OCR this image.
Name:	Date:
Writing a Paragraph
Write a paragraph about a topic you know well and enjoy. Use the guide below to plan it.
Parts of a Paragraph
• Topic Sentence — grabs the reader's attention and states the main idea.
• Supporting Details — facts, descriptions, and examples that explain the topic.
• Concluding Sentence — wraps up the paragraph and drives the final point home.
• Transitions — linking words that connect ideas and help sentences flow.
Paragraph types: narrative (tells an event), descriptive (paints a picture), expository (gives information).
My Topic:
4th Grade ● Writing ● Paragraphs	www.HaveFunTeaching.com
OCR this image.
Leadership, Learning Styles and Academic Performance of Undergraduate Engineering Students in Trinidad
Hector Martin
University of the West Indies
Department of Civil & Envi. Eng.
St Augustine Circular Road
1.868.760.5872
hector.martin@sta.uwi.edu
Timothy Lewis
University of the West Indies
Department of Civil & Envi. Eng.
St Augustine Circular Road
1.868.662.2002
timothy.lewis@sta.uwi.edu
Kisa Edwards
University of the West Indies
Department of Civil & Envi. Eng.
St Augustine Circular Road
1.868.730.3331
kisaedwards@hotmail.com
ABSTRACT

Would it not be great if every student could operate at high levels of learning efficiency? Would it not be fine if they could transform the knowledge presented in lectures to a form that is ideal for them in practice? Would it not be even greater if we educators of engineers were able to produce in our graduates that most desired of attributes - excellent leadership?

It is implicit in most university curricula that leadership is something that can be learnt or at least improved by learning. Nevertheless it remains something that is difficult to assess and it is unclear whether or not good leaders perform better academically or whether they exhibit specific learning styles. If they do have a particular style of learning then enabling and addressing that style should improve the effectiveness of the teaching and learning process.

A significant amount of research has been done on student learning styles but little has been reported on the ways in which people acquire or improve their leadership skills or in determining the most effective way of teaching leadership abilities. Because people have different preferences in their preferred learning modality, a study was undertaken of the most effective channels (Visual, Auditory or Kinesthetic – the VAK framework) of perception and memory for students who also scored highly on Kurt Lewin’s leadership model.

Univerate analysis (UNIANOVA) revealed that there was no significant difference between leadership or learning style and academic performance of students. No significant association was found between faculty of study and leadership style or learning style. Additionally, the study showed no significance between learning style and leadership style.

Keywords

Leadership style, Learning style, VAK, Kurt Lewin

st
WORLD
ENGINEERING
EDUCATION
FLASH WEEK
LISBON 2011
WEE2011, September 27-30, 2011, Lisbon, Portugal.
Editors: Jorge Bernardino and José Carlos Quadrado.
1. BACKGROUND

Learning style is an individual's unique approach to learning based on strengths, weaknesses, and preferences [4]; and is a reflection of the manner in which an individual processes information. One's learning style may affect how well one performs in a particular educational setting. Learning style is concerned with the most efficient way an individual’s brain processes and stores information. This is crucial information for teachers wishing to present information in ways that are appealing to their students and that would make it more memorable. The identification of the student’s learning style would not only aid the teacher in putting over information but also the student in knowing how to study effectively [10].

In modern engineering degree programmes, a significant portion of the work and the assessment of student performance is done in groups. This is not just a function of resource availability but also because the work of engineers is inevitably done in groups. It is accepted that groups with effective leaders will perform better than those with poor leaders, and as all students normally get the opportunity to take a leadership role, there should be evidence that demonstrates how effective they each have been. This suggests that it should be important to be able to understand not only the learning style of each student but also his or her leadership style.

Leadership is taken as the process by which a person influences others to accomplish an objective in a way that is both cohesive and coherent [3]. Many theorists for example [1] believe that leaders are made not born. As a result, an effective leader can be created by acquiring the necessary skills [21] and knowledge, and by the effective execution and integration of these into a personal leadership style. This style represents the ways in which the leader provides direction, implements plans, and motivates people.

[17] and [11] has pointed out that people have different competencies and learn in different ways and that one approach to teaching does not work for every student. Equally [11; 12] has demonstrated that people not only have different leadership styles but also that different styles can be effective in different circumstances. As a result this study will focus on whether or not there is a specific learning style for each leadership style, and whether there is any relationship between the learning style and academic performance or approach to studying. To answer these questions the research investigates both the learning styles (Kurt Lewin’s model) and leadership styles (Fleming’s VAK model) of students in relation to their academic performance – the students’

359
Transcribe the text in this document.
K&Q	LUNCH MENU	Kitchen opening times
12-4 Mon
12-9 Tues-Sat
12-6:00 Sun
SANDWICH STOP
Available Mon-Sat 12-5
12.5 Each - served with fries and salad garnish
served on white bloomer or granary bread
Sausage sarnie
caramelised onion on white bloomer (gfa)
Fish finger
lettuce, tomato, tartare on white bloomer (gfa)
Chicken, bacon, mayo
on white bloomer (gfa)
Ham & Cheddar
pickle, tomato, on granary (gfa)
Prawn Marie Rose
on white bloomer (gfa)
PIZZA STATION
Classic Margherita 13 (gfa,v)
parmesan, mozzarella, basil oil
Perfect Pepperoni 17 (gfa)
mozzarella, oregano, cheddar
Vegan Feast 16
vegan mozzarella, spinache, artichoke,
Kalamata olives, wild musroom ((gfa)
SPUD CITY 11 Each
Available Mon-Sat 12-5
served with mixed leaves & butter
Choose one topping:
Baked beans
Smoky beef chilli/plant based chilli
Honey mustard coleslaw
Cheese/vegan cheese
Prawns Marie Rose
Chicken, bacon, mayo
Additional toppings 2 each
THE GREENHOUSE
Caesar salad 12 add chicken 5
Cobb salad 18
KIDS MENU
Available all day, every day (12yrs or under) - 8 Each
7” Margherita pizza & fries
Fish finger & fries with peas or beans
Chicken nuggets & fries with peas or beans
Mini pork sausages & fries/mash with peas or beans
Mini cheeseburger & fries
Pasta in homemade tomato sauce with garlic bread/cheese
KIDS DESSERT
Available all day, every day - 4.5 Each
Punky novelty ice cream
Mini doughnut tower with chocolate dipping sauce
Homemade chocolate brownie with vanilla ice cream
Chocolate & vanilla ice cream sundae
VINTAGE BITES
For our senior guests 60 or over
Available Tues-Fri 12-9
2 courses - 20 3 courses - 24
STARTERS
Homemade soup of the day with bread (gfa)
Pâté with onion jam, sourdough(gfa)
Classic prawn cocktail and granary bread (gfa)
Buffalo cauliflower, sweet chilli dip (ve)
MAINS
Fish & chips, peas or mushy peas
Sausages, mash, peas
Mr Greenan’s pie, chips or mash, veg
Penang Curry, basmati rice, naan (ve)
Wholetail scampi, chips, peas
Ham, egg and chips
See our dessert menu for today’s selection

• • •

**Task prompt**
From the material above, copy each line that includes the word "mash".

**Solution to this exercise**
Mini pork sausages & fries/mash with peas or beans
Sausages, mash, peas
Mr Greenan’s pie, chips or mash, veg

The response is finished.